++++ Exercise material ++++
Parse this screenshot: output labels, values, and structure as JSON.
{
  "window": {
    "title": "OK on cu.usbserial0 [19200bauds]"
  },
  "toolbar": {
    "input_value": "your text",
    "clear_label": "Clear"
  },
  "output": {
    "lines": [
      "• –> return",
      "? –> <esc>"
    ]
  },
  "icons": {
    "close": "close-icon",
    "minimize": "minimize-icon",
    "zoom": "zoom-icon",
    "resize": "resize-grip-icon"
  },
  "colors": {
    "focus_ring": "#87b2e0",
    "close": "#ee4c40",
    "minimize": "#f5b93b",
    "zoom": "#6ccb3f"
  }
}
++++
++++ Exercise material ++++
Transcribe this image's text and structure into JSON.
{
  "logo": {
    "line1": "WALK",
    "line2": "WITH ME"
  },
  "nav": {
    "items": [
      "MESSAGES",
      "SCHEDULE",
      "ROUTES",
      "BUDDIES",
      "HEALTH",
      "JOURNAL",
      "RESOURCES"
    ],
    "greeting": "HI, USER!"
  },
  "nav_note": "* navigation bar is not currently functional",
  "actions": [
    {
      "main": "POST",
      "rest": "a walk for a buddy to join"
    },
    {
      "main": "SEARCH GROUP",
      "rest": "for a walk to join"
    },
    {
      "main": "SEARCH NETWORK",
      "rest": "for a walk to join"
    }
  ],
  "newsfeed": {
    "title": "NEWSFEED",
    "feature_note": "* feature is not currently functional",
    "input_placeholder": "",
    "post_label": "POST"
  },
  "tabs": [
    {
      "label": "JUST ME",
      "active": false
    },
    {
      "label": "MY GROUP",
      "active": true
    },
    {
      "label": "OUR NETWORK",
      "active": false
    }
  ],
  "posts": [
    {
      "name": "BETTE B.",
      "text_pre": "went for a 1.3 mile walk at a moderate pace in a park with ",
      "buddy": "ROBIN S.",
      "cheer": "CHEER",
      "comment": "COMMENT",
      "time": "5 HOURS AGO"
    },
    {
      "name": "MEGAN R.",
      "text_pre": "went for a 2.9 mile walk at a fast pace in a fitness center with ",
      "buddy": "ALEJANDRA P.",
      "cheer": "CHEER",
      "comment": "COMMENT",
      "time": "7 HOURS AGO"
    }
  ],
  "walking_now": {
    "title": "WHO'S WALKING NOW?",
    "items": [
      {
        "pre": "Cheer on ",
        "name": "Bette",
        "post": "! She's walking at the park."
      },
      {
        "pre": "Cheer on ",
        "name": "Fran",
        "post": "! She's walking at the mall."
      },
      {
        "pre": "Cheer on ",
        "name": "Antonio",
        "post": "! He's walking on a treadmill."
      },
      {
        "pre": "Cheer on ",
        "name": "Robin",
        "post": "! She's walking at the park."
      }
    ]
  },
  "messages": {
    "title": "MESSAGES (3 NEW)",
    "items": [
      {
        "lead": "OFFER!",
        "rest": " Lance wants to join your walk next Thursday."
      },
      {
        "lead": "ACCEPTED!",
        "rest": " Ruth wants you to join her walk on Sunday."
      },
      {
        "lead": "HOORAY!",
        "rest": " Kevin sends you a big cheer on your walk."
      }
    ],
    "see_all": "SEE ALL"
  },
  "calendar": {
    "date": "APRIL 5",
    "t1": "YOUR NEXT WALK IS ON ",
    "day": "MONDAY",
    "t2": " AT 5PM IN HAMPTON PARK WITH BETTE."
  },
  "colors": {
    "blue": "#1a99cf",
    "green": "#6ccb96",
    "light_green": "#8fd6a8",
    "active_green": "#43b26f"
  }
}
++++
__Stated goal__. Check every line of the data, and copy the ones that contain "name".

__Solution__.
      "name": "BETTE B.",
      "name": "MEGAN R.",
        "name": "Bette",
        "name": "Fran",
        "name": "Antonio",
        "name": "Robin",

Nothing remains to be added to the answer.